Saved data entries
::::::::

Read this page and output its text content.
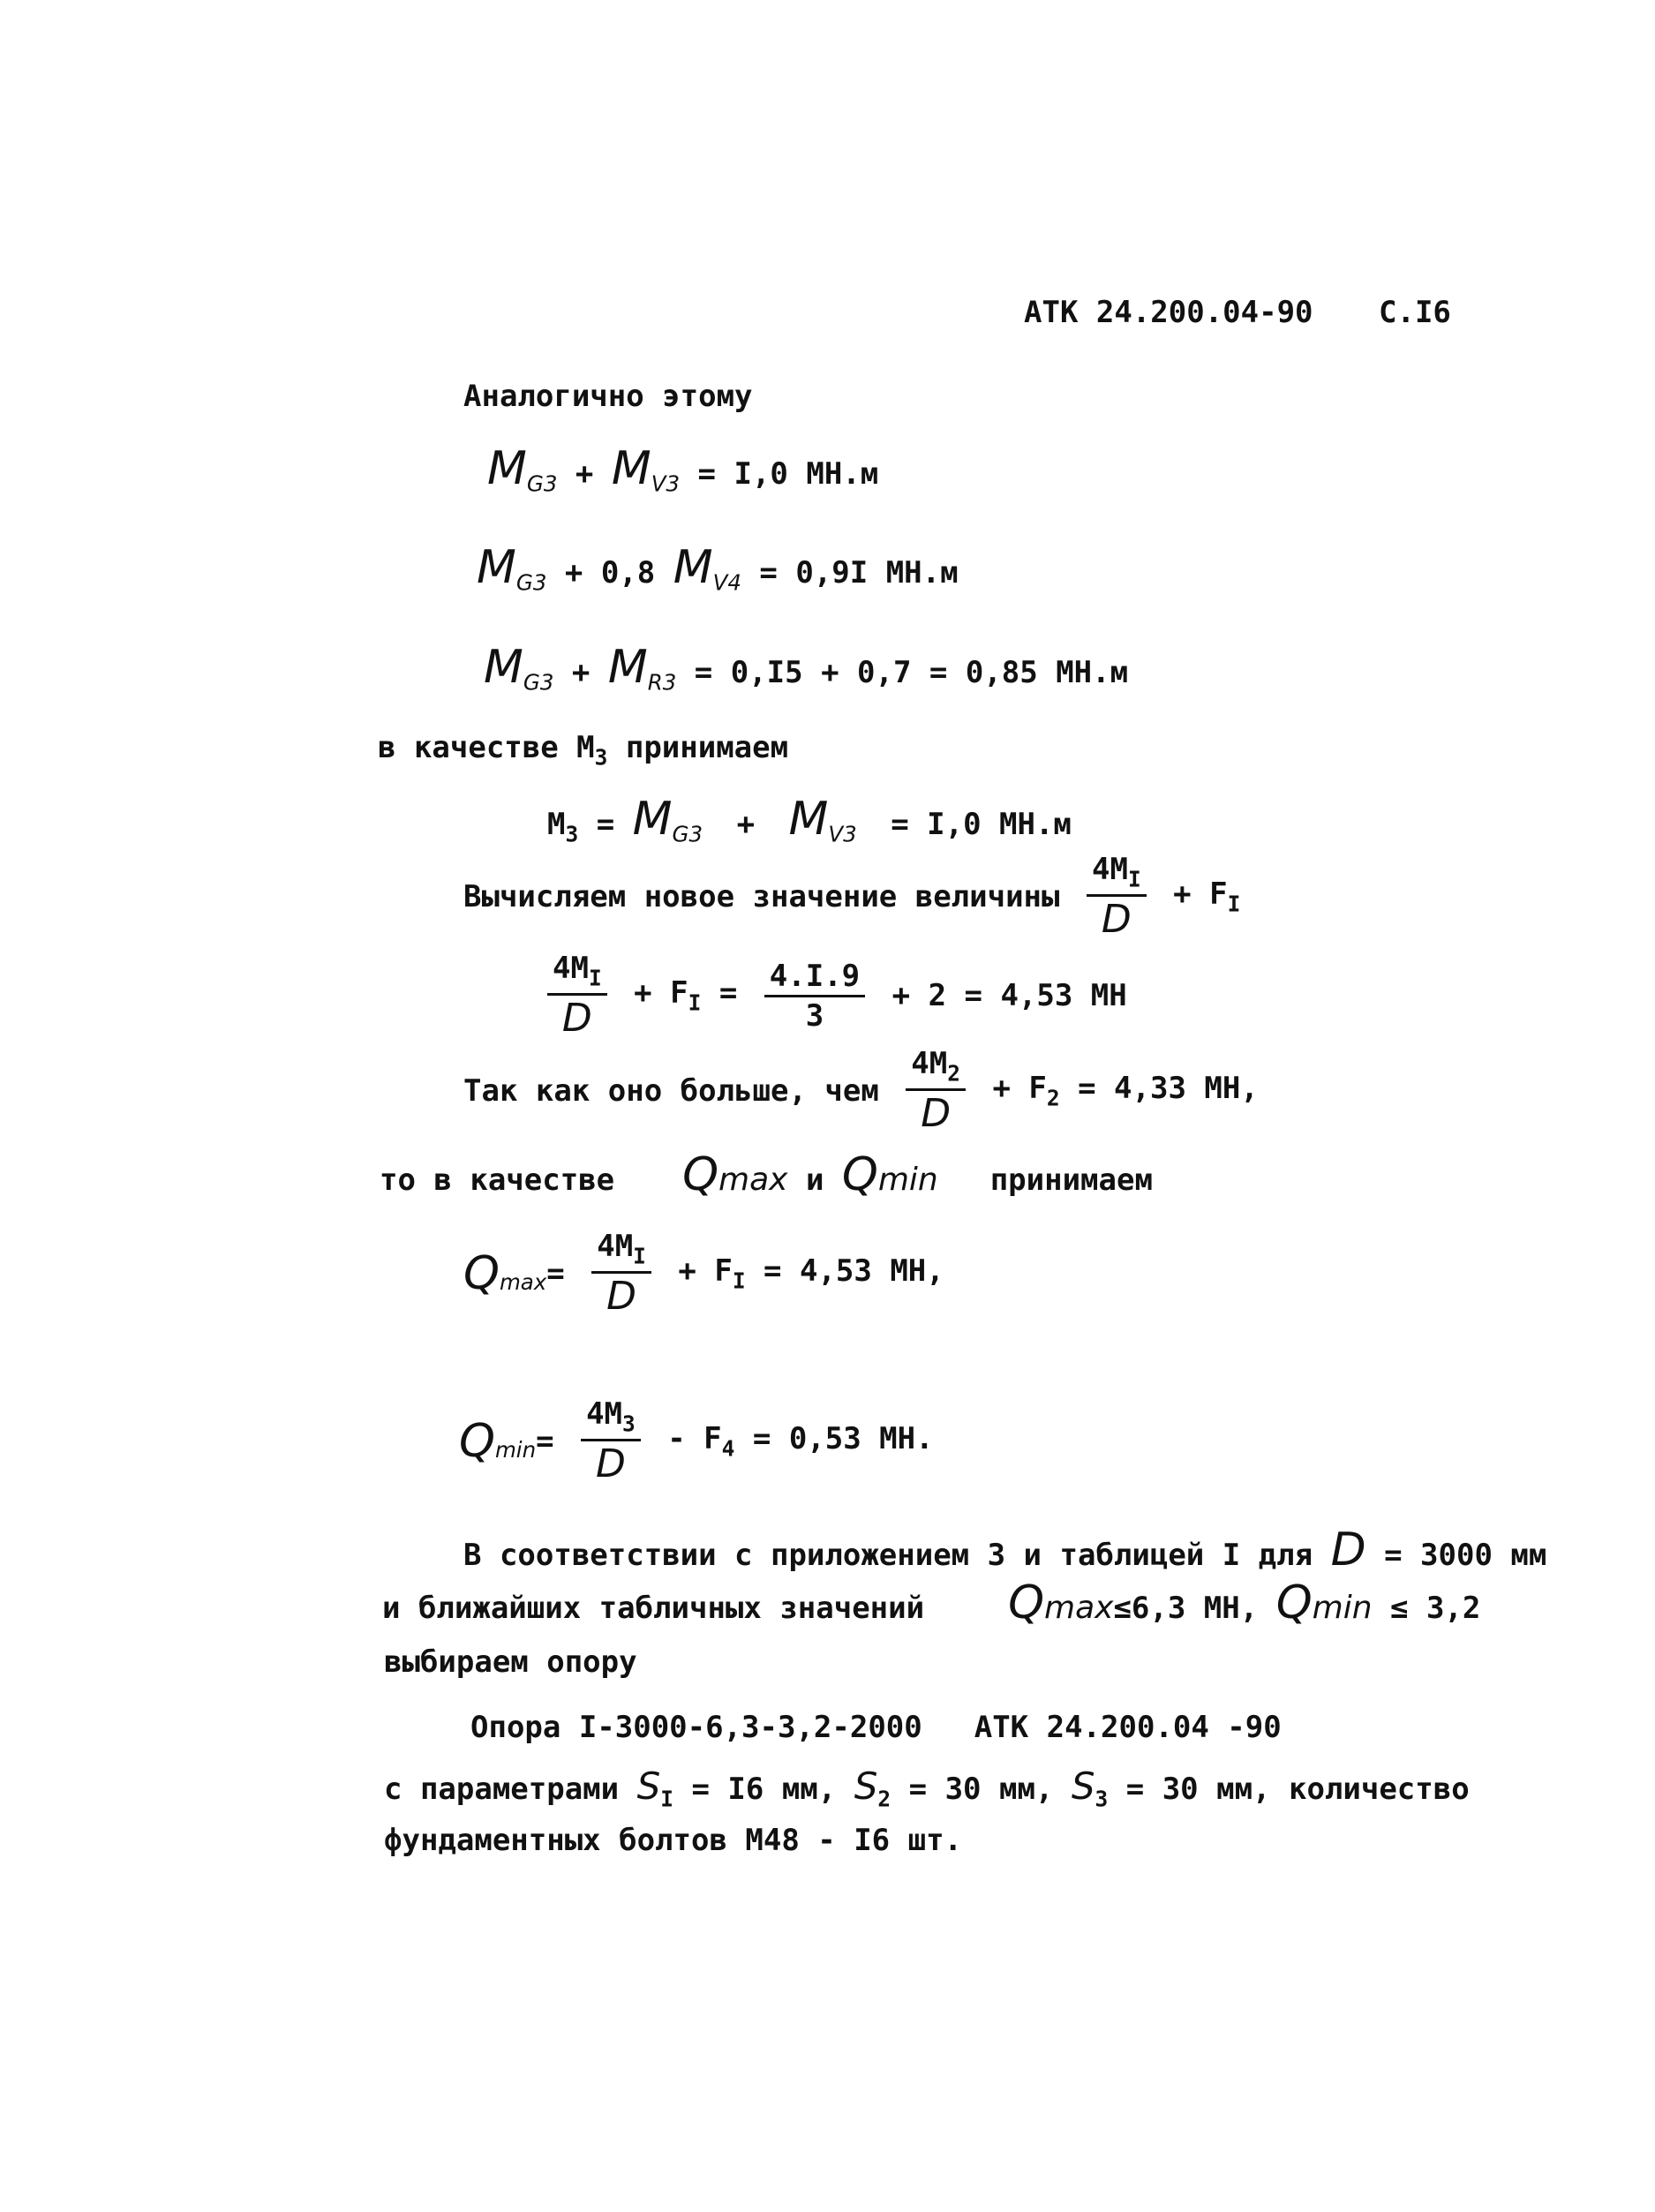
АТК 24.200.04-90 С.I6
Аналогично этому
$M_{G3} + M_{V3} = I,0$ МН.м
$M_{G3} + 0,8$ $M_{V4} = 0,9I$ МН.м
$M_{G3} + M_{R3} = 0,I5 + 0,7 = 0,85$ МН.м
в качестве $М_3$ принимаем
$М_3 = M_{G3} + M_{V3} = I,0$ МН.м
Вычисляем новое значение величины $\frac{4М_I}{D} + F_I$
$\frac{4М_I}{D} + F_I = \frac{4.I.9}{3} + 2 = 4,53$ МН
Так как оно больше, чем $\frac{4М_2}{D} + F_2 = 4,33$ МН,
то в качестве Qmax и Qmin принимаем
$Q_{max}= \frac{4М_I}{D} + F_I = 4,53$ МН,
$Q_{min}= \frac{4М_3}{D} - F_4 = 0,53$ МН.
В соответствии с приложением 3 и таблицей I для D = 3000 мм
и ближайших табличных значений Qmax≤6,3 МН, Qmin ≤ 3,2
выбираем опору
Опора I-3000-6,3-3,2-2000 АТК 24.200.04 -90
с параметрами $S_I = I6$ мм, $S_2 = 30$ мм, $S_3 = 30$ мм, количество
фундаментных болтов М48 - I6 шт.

::::::::

**Given exercise**
Each entry gets copied exactly; the pictures stay out.

**The reply**
Read this page and output its text content.
АТК 24.200.04-90 С.I6
Аналогично этому
$M_{G3} + M_{V3} = I,0$ МН.м
$M_{G3} + 0,8$ $M_{V4} = 0,9I$ МН.м
$M_{G3} + M_{R3} = 0,I5 + 0,7 = 0,85$ МН.м
в качестве $М_3$ принимаем
$М_3 = M_{G3} + M_{V3} = I,0$ МН.м
Вычисляем новое значение величины $\frac{4М_I}{D} + F_I$
$\frac{4М_I}{D} + F_I = \frac{4.I.9}{3} + 2 = 4,53$ МН
Так как оно больше, чем $\frac{4М_2}{D} + F_2 = 4,33$ МН,
то в качестве Qmax и Qmin принимаем
$Q_{max}= \frac{4М_I}{D} + F_I = 4,53$ МН,
$Q_{min}= \frac{4М_3}{D} - F_4 = 0,53$ МН.
В соответствии с приложением 3 и таблицей I для D = 3000 мм
и ближайших табличных значений Qmax≤6,3 МН, Qmin ≤ 3,2
выбираем опору
Опора I-3000-6,3-3,2-2000 АТК 24.200.04 -90
с параметрами $S_I = I6$ мм, $S_2 = 30$ мм, $S_3 = 30$ мм, количество
фундаментных болтов М48 - I6 шт.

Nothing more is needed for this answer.